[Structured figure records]
— Begin —

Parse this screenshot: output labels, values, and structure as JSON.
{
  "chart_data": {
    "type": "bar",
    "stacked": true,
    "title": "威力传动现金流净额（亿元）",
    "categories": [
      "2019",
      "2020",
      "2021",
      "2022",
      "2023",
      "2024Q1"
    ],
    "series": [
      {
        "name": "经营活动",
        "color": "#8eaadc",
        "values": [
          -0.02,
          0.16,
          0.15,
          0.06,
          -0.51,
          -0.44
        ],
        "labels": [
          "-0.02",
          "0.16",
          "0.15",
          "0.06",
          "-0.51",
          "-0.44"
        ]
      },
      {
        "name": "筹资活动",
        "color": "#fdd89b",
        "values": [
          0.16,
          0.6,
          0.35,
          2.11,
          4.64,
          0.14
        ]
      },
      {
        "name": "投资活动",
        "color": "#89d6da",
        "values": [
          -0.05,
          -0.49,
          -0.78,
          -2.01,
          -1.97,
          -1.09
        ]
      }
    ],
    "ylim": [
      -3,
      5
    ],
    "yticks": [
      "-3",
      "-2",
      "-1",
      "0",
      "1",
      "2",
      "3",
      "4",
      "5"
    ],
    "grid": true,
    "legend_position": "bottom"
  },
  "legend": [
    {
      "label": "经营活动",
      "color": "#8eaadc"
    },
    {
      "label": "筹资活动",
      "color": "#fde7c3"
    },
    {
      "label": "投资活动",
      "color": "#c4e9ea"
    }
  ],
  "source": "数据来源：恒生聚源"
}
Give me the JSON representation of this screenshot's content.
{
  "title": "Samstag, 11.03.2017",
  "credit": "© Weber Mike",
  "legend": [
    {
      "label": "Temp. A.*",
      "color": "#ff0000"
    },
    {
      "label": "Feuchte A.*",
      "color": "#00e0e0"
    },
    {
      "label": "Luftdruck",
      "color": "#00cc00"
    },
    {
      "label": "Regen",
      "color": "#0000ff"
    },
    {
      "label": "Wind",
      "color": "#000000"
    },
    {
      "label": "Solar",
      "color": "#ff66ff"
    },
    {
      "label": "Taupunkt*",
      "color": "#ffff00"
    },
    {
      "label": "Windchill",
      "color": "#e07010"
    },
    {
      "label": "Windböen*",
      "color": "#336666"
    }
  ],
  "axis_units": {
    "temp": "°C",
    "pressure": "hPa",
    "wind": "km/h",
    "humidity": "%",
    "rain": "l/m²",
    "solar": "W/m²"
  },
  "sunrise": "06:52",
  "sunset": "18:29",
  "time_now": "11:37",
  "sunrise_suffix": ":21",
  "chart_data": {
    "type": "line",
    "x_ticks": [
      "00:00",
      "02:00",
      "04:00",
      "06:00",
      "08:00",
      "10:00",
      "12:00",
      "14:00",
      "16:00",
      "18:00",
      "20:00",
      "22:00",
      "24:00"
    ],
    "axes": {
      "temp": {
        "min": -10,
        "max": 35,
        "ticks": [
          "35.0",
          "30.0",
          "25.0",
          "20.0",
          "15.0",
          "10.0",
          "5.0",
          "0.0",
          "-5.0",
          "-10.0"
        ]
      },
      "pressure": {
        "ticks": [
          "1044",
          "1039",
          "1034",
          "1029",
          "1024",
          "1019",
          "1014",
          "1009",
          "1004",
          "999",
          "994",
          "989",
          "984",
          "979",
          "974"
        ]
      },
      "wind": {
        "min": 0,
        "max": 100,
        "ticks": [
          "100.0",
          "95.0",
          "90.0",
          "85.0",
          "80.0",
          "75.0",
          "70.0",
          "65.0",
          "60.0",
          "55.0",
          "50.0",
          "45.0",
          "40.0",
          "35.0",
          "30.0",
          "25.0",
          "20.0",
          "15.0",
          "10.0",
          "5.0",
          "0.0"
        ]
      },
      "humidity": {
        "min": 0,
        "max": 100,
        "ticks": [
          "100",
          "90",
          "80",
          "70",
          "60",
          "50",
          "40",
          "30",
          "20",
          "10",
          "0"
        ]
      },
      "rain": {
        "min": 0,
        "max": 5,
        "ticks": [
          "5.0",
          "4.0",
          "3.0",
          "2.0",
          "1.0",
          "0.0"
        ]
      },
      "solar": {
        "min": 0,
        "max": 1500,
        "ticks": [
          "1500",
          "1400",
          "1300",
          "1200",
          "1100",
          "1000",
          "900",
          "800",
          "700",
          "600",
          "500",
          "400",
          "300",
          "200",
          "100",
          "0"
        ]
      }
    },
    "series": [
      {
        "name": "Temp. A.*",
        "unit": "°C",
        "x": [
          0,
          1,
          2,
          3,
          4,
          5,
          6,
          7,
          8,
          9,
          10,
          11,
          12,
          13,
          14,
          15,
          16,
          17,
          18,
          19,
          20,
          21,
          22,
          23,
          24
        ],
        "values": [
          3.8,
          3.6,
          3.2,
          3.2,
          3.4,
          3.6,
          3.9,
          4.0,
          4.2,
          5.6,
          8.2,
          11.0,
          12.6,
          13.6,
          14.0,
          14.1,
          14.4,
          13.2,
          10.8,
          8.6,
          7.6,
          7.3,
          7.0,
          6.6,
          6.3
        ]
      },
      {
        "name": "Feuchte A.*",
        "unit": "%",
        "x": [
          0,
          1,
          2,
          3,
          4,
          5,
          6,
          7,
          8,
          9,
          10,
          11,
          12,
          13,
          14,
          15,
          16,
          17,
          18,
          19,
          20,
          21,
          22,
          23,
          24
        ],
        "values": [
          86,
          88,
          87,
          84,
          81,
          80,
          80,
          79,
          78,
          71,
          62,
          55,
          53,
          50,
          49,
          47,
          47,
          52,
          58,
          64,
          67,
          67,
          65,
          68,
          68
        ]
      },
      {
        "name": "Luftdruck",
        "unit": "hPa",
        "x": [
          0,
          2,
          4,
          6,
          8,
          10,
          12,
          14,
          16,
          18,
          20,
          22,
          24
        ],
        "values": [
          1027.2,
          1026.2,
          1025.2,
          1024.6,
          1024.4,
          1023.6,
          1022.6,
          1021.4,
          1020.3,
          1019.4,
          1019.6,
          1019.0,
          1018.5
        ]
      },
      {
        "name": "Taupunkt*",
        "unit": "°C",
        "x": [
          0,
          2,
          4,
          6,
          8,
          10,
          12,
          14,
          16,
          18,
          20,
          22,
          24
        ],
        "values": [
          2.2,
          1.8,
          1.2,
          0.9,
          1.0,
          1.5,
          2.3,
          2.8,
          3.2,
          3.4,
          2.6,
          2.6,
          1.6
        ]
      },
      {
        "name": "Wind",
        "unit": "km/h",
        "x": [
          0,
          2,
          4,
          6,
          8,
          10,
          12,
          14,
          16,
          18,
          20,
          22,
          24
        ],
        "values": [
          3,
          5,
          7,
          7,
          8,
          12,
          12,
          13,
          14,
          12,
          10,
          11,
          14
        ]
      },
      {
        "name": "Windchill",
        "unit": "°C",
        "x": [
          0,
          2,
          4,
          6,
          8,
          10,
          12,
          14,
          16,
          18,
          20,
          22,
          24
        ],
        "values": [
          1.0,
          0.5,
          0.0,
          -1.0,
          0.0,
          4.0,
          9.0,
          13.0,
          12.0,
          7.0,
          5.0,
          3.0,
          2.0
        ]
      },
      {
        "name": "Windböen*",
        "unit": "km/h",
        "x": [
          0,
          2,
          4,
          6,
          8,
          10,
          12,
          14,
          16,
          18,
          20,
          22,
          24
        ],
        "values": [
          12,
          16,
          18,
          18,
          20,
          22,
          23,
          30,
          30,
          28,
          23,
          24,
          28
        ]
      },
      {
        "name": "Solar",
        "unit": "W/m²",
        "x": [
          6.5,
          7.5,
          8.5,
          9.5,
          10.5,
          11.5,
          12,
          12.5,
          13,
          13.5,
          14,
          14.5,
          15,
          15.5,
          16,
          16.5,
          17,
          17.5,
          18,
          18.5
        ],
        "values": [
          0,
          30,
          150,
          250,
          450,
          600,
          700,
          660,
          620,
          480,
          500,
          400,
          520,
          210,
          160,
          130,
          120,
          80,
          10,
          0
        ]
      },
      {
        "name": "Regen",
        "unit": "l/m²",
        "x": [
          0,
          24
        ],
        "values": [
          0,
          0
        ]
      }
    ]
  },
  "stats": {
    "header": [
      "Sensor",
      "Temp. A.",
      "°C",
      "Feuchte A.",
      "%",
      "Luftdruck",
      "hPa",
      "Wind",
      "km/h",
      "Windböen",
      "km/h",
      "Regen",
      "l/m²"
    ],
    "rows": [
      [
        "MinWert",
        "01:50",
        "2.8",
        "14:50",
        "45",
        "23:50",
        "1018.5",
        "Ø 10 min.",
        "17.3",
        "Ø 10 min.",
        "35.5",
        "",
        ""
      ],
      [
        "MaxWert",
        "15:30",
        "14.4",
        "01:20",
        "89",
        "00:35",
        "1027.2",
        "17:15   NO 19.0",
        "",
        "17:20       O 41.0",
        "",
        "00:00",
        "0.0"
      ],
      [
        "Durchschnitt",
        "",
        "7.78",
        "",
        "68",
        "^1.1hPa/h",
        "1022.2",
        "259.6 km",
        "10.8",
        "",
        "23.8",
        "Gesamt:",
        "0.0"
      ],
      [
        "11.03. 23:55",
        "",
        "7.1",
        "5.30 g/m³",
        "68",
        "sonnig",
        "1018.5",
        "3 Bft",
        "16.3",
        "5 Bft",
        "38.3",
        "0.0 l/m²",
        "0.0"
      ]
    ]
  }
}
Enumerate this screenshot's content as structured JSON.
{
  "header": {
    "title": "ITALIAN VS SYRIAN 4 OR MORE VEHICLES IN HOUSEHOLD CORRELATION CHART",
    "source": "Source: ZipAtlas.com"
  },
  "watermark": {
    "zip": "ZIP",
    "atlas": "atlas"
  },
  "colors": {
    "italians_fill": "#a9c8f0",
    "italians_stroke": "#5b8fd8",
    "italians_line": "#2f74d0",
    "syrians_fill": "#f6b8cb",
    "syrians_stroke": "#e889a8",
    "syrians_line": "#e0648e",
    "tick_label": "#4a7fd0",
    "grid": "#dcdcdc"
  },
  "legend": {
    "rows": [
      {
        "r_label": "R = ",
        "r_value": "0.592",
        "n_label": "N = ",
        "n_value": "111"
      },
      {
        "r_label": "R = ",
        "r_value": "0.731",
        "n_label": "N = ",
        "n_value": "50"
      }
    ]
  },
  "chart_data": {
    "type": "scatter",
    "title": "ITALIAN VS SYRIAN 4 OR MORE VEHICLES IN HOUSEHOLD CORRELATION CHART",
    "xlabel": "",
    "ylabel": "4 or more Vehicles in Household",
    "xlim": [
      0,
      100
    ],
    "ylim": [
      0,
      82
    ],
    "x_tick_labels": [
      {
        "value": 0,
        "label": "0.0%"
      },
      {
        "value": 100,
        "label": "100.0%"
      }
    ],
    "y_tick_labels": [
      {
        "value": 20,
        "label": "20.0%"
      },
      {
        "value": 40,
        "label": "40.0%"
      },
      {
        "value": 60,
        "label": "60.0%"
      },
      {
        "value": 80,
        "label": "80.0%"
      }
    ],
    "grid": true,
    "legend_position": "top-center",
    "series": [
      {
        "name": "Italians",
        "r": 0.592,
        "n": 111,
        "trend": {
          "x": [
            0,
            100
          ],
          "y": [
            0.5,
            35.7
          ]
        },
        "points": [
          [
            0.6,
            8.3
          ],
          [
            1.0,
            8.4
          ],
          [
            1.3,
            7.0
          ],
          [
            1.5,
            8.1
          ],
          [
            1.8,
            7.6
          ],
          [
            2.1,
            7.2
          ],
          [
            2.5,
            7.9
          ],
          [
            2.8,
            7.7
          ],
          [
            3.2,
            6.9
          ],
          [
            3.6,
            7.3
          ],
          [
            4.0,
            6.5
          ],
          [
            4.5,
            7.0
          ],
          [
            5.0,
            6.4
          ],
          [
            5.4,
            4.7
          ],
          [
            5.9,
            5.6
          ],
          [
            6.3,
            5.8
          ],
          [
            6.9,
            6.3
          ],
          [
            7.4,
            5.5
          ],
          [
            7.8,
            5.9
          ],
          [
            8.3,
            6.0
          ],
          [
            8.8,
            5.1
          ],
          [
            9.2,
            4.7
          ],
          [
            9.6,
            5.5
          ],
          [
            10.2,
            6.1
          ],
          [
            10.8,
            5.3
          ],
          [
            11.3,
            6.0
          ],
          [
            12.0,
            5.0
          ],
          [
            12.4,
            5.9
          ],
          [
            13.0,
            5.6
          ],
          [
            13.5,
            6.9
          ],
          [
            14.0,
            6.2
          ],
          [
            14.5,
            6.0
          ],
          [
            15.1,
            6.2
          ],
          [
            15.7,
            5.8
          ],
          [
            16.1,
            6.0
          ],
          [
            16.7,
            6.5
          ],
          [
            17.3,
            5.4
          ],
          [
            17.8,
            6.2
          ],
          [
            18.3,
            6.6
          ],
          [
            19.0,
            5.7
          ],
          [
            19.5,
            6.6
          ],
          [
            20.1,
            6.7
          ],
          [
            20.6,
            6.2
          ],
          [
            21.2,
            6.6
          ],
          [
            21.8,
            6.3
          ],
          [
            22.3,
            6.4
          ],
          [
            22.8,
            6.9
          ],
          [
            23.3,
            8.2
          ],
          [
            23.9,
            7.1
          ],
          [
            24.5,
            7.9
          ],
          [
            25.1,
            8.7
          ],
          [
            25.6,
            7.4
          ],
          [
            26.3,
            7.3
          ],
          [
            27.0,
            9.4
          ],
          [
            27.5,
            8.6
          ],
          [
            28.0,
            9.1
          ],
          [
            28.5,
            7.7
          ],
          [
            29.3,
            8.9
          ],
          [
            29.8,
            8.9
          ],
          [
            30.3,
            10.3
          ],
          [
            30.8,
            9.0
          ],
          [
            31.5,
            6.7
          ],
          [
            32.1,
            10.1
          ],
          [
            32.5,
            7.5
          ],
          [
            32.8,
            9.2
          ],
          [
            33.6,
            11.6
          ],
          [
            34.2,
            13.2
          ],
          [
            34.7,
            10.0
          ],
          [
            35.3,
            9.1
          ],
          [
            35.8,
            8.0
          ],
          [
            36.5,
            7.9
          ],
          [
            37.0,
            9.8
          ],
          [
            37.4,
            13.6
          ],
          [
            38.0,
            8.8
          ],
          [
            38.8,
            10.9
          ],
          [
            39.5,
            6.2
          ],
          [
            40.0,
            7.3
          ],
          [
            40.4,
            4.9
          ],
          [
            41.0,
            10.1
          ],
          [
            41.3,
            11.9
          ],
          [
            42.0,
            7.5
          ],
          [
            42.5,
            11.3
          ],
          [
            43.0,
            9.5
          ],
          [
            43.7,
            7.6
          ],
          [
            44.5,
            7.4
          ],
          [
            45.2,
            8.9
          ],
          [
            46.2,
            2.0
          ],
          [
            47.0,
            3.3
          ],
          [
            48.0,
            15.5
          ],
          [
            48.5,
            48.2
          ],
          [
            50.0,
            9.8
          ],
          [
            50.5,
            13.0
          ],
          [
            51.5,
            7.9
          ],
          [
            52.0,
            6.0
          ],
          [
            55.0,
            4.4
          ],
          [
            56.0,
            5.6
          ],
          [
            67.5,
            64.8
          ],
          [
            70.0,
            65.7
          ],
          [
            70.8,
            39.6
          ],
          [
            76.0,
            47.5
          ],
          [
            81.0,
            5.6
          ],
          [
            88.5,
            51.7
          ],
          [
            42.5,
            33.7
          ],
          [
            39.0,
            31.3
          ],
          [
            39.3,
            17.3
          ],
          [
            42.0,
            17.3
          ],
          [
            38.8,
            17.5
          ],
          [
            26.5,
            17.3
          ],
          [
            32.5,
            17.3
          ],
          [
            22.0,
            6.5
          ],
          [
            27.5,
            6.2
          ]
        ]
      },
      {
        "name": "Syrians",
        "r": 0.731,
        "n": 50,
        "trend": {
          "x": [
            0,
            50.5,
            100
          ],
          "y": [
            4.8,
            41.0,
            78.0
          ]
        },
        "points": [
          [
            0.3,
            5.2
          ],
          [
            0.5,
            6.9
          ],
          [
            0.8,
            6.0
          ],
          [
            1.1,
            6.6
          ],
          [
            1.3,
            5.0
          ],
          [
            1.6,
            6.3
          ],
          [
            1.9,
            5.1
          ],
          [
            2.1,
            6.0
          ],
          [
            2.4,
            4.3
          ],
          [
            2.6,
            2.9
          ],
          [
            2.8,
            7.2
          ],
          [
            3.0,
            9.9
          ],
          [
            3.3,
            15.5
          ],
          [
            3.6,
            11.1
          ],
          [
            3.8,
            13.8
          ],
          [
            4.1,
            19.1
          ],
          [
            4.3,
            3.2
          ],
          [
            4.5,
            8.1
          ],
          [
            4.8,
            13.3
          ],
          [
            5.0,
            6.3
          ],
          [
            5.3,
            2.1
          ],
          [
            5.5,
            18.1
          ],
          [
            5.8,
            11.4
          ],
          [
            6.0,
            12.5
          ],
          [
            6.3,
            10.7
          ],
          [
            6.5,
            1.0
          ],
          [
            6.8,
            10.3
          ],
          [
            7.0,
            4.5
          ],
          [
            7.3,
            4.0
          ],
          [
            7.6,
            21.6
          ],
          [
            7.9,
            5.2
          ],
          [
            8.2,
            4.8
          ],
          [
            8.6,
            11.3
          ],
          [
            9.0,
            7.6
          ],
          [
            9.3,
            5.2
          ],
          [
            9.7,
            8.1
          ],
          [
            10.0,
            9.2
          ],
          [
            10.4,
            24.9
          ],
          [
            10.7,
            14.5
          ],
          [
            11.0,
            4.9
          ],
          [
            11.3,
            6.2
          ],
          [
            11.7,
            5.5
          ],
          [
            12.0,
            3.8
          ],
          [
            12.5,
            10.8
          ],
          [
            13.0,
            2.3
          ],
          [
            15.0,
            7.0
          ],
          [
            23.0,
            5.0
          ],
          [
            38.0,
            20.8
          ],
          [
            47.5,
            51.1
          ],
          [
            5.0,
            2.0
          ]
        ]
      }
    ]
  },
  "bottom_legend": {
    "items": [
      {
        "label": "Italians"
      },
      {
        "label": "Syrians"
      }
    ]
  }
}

— End —

> **Written problem**: Make a copy of each line that contains the string "source".

> **Exercise output**:
  "source": "数据来源：恒生聚源"
    "source": "Source: ZipAtlas.com"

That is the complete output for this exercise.